Coming to Dinner: Bush startled troops at Baghdad Airport

 It was around 5:30 PM at Baghdad Airport. Defying the insurgents who launch regular missile attacks on aircraft flying in and out of Baghdad, Air Force One flew in under total cover of darkness, the shades drawn inside and with no headlights on, landing in one of the most dangerous cities on Earth. The plane roared over our heads as we stood waiting for an address in a huge hangar filled with 550 soldiers — a speech we had been told was to be by the U.S. administrator to Iraq, Paul Bremer. Bush's trip had been so tightly guarded a secret that White House officials told the tiny traveling press corps that if word leaked out that they were on their way to Baghdad, they would turn the plane around.

The day before, TIME photographer Chris Usher was in Waco with members of the White House staff. "They said: 'the president is going to Baghdad in two hours,'" Usher said. "We all thought it was a joke." They were forbidden to tell anyone. "Not even my wife knows where I am," said Fox News soundman John Wallace, who had been bundled into a car by White House officials and driven with about 10 other journalists to the airfield. "Everyone thinks we're with Bush in Waco."

Bush's arrival was a stunning surprise to all but a small handful of top officials gathered in the huge hangar last night. The first whiff of something afoot rippled through the six invited journalists, as they watched a few colleagues — fresh from Waco — walk into the hangar through a back door. "It's Cheney," whispered one journalist, who recognized a White House photographer among them. "Not possible," was the quick answer from another.

Moments later, Bremer took the podium, telling the crowd he had a Thanksgiving letter from Bush to read to the troops. Turning to General Ricardo Sanchez, commander of the 131,000 US ground forces in Iraq, Bremer asked: "General, is there anyone more senior than us here to read the letter?" and waved his arm towards the netting backdrop. It was Bush's cue.

The moment was a stunning public-relations coup for an administration already deep in campaign mode. The roars of soldiers were near deafening, forcing Bush to pause to allow the stunned crowd to settle down. When he did, a few tears briefly welled as he thanked the troops for their bravery. The loudest cheers came with Bush's promise to hang in here, despite the soaring attacks against troops. "We didn't charge hundreds of miles into he heart of Iraq and pay a bitter cost in casualties… only to retreat before a band of thugs and assassins," he said, as soldiers leaped to their feet, roaring their approval.

To Iraqis, Bush's message was equally clear: join Washington's program, or risk being cut out of the process altogether. "You have the opportunity to seize the moment and rebuild your great country based on dignity and freedom," Bush said. "The regime of Saddam Hussein has gone forever." Hammering home what has become his mantra in recent weeks, he said: "We will stay until the job is done."

What that job means is yet unclear. Will the troops remain until Saddam is captured or killed? And will they leave before weapons of mass destruction are found, if ever? At least for the 2 ˝ golden hours that Bush was on Iraqi soil last night, those questions went unanswered in the euphoria. Instead, Bush worked the crowd, dishing up mashed potatoes and turkey to the troops and posing for photos with Iraqi politicians, and seeming to relish each moment. Leaning close to a few soldiers, he gripped one hand and said quietly: "The least I can do is come and say thanks."

In daylight, the violence and political tensions will no doubt reemerge. Still, as the President swept out of the room and back to Air Force One, the 1st Armored Division's Sergeant First Class Charles House, 32, of Riverside, Calif., said: "This feels real good." For these few hours, it did.

__Set problem 1__: According to the account of Bush's Baghdad visit, how many soldiers filled the hangar where the crowd waited for an address?

__Data shown__:
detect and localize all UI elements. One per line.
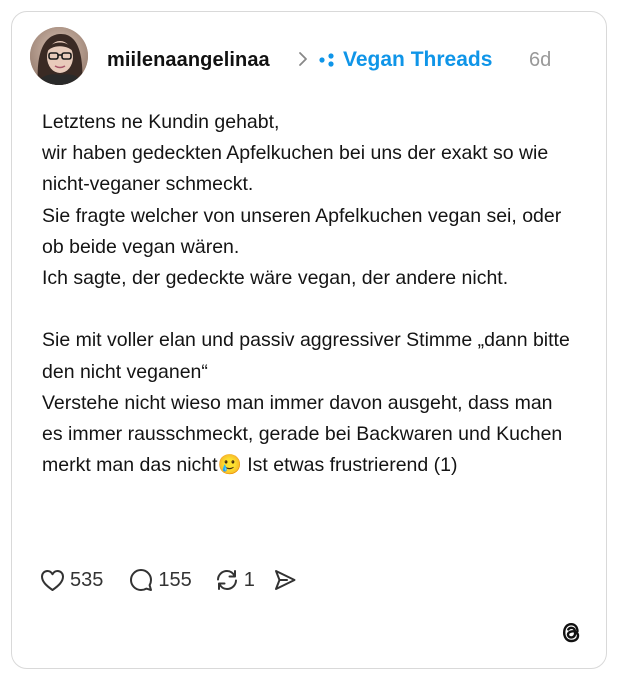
community-dots-icon — [319, 53, 334, 67]
author-username[interactable]: miilenaangelinaa — [107, 49, 270, 72]
chevron-right-icon — [299, 52, 307, 66]
post-header: miilenaangelinaa Vegan Threads 6d — [30, 27, 560, 87]
reply-button[interactable]: 155 — [129, 568, 192, 592]
repost-count: 1 — [243, 568, 255, 591]
send-icon — [274, 570, 296, 590]
community-name: Vegan Threads — [343, 48, 493, 71]
action-bar: 535 155 1 — [40, 566, 297, 594]
post-timestamp: 6d — [529, 49, 552, 71]
community-link[interactable]: Vegan Threads — [319, 47, 492, 73]
repost-button[interactable]: 1 — [215, 568, 255, 592]
reply-count: 155 — [158, 568, 192, 591]
like-button[interactable]: 535 — [40, 569, 103, 592]
threads-logo-icon[interactable] — [558, 619, 584, 646]
post-text: Letztens ne Kundin gehabt, wir haben ged… — [42, 111, 570, 477]
share-button[interactable] — [273, 569, 297, 591]
repost-icon — [216, 569, 237, 591]
like-count: 535 — [70, 568, 104, 591]
avatar[interactable] — [30, 27, 88, 85]
heart-icon — [41, 569, 64, 591]
comment-bubble-icon — [130, 569, 153, 591]
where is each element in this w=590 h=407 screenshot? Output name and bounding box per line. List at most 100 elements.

__Set problem 2__: Format the lines of the listing between the line holding "community-dots-icon — [319, 53, 334, 67]" and the line holding "reply-button[interactable]: 155 —", inclusive, as a Markdown table with the columns No. and Entry, giving each row its number and omitting blank lines.

__Exercise answer 1__: The hangar held 550 soldiers.

__Exercise answer 2__:
| No. | Entry |
|---|---|
| 1 | community-dots-icon — [319, 53, 334, 67] |
| 2 | author-username[interactable]: miilenaangelinaa — [107, 49, 270, 72] |
| 3 | chevron-right-icon — [299, 52, 307, 66] |
| 4 | post-header: miilenaangelinaa Vegan Threads 6d — [30, 27, 560, 87] |
| 5 | reply-button[interactable]: 155 — [129, 568, 192, 592] |